##### Extracted material #####

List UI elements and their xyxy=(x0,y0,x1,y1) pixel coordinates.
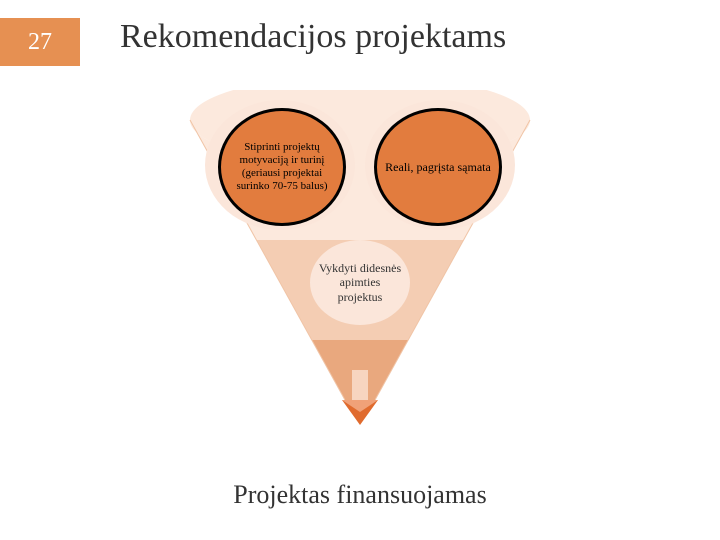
recommendation-circle-1: Stiprinti projektų motyvaciją ir turinį … xyxy=(218,108,346,226)
circle2-text: Reali, pagrįsta sąmata xyxy=(385,160,491,174)
recommendation-circle-2: Reali, pagrįsta sąmata xyxy=(374,108,502,226)
bottom-caption: Projektas finansuojamas xyxy=(0,480,720,510)
slide-title: Rekomendacijos projektams xyxy=(120,18,506,56)
recommendation-circle-3: Vykdyti didesnės apimties projektus xyxy=(310,240,410,325)
down-arrow-icon xyxy=(340,370,380,430)
slide-number: 27 xyxy=(28,29,52,56)
slide-number-badge: 27 xyxy=(0,18,80,66)
funnel-diagram: Stiprinti projektų motyvaciją ir turinį … xyxy=(170,90,550,450)
circle1-text: Stiprinti projektų motyvaciją ir turinį … xyxy=(229,141,335,194)
circle3-text: Vykdyti didesnės apimties projektus xyxy=(316,261,404,304)
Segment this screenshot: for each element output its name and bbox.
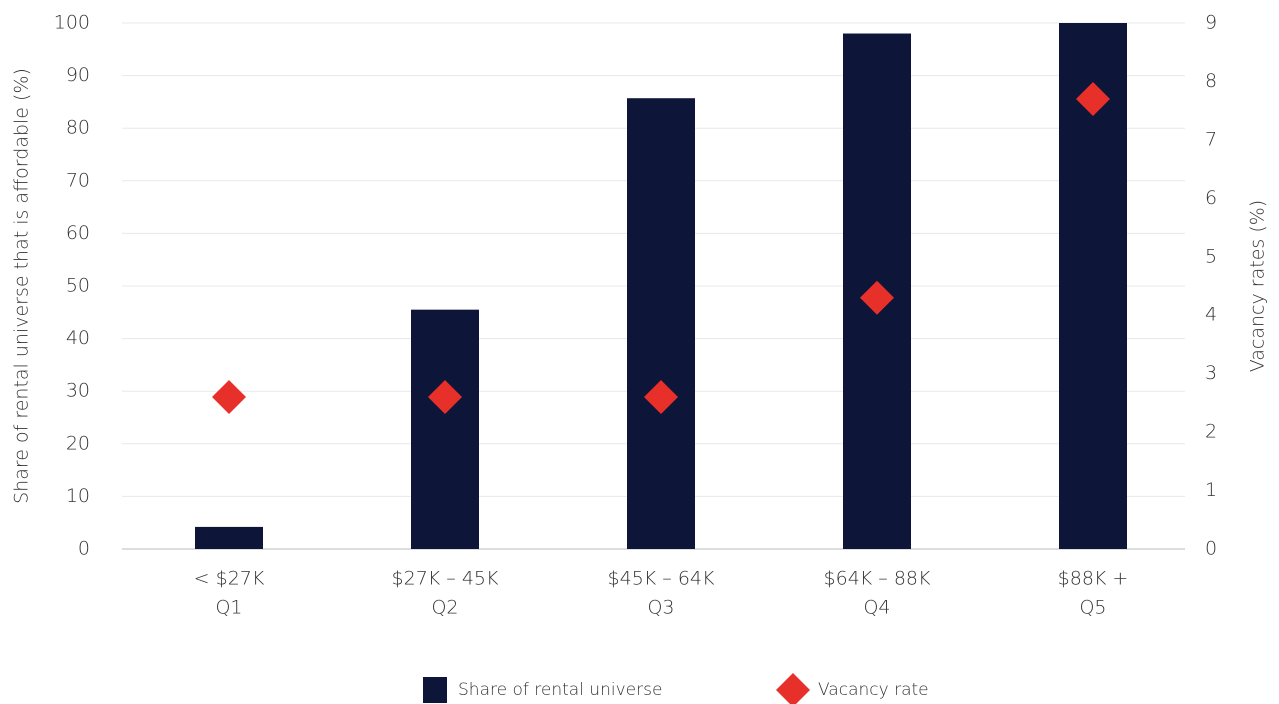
vacancy-marker — [212, 380, 246, 415]
vacancy-marker — [860, 280, 894, 315]
x-tick-label: Q4 — [863, 597, 890, 619]
vacancy-marker — [428, 380, 462, 415]
y-tick-label: 80 — [66, 117, 90, 139]
y-tick-label: 40 — [66, 327, 90, 349]
vacancy-marker — [1076, 81, 1110, 116]
x-tick-label: $88K + — [1058, 568, 1129, 590]
x-tick-label: < $27K — [194, 568, 265, 590]
y2-tick-label: 4 — [1205, 304, 1217, 326]
y-axis-label: Share of rental universe that is afforda… — [11, 68, 33, 504]
y2-tick-label: 3 — [1205, 362, 1217, 384]
y-tick-label: 30 — [66, 380, 90, 402]
x-tick-label: $27K – 45K — [392, 568, 499, 590]
y-tick-label: 90 — [66, 64, 90, 86]
y2-tick-label: 6 — [1205, 187, 1217, 209]
x-tick-label: $64K – 88K — [824, 568, 931, 590]
legend-swatch — [776, 673, 810, 704]
x-tick-label: $45K – 64K — [608, 568, 715, 590]
x-tick-label: Q2 — [431, 597, 458, 619]
y-tick-label: 50 — [66, 275, 90, 297]
y2-tick-label: 7 — [1205, 128, 1217, 150]
y-tick-label: 0 — [78, 538, 90, 560]
y-tick-label: 60 — [66, 222, 90, 244]
y-tick-label: 10 — [66, 485, 90, 507]
x-tick-label: Q3 — [647, 597, 674, 619]
y-tick-label: 70 — [66, 169, 90, 191]
y2-tick-label: 8 — [1205, 70, 1217, 92]
bar — [195, 526, 263, 549]
legend-label: Vacancy rate — [818, 680, 929, 700]
y2-tick-label: 2 — [1205, 421, 1217, 443]
y-tick-label: 20 — [66, 432, 90, 454]
bar — [411, 309, 479, 549]
legend-label: Share of rental universe — [458, 680, 662, 700]
y2-tick-label: 1 — [1205, 479, 1217, 501]
x-tick-label: Q5 — [1079, 597, 1106, 619]
y-tick-label: 100 — [54, 12, 90, 34]
y2-axis-label: Vacancy rates (%) — [1247, 200, 1269, 372]
vacancy-marker — [644, 380, 678, 415]
legend-swatch — [423, 677, 447, 703]
x-tick-label: Q1 — [215, 597, 242, 619]
y2-tick-label: 5 — [1205, 245, 1217, 267]
y2-tick-label: 0 — [1205, 538, 1217, 560]
bar — [627, 98, 695, 549]
y2-tick-label: 9 — [1205, 12, 1217, 34]
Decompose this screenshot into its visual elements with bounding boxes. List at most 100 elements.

#####

§ Directions
Rewrite all of the records above, replacing "screenshot" with "image" and changing nothing else. Omit the pictures.

§ Solution to the exercise
List UI elements and their xyxy=(x0,y0,x1,y1) pixel coordinates.
recommendation-circle-1: Stiprinti projektų motyvaciją ir turinį … xyxy=(218,108,346,226)
circle2-text: Reali, pagrįsta sąmata xyxy=(385,160,491,174)
recommendation-circle-2: Reali, pagrįsta sąmata xyxy=(374,108,502,226)
bottom-caption: Projektas finansuojamas xyxy=(0,480,720,510)
slide-title: Rekomendacijos projektams xyxy=(120,18,506,56)
recommendation-circle-3: Vykdyti didesnės apimties projektus xyxy=(310,240,410,325)
down-arrow-icon xyxy=(340,370,380,430)
slide-number: 27 xyxy=(28,29,52,56)
slide-number-badge: 27 xyxy=(0,18,80,66)
funnel-diagram: Stiprinti projektų motyvaciją ir turinį … xyxy=(170,90,550,450)
circle1-text: Stiprinti projektų motyvaciją ir turinį … xyxy=(229,141,335,194)
circle3-text: Vykdyti didesnės apimties projektus xyxy=(316,261,404,304)
Segment this image: for each element output its name and bbox.
vacancy-marker — [212, 380, 246, 415]
vacancy-marker — [860, 280, 894, 315]
x-tick-label: Q4 — [863, 597, 890, 619]
vacancy-marker — [428, 380, 462, 415]
y-tick-label: 80 — [66, 117, 90, 139]
y-tick-label: 40 — [66, 327, 90, 349]
vacancy-marker — [1076, 81, 1110, 116]
x-tick-label: $88K + — [1058, 568, 1129, 590]
x-tick-label: < $27K — [194, 568, 265, 590]
y2-tick-label: 4 — [1205, 304, 1217, 326]
y-axis-label: Share of rental universe that is afforda… — [11, 68, 33, 504]
y2-tick-label: 3 — [1205, 362, 1217, 384]
y-tick-label: 30 — [66, 380, 90, 402]
x-tick-label: $27K – 45K — [392, 568, 499, 590]
y-tick-label: 90 — [66, 64, 90, 86]
y2-tick-label: 6 — [1205, 187, 1217, 209]
x-tick-label: $64K – 88K — [824, 568, 931, 590]
legend-swatch — [776, 673, 810, 704]
x-tick-label: $45K – 64K — [608, 568, 715, 590]
x-tick-label: Q2 — [431, 597, 458, 619]
y-tick-label: 50 — [66, 275, 90, 297]
y2-tick-label: 7 — [1205, 128, 1217, 150]
y-tick-label: 0 — [78, 538, 90, 560]
y-tick-label: 60 — [66, 222, 90, 244]
y-tick-label: 10 — [66, 485, 90, 507]
x-tick-label: Q3 — [647, 597, 674, 619]
y-tick-label: 70 — [66, 169, 90, 191]
y2-tick-label: 8 — [1205, 70, 1217, 92]
bar — [195, 526, 263, 549]
legend-label: Vacancy rate — [818, 680, 929, 700]
y2-tick-label: 2 — [1205, 421, 1217, 443]
y-tick-label: 20 — [66, 432, 90, 454]
bar — [411, 309, 479, 549]
legend-label: Share of rental universe — [458, 680, 662, 700]
y2-tick-label: 1 — [1205, 479, 1217, 501]
x-tick-label: Q5 — [1079, 597, 1106, 619]
y-tick-label: 100 — [54, 12, 90, 34]
y2-axis-label: Vacancy rates (%) — [1247, 200, 1269, 372]
vacancy-marker — [644, 380, 678, 415]
legend-swatch — [423, 677, 447, 703]
x-tick-label: Q1 — [215, 597, 242, 619]
y2-tick-label: 5 — [1205, 245, 1217, 267]
y2-tick-label: 0 — [1205, 538, 1217, 560]
bar — [627, 98, 695, 549]
y2-tick-label: 9 — [1205, 12, 1217, 34]
Decompose this image into its visual elements with bounding boxes. List at most 100 elements.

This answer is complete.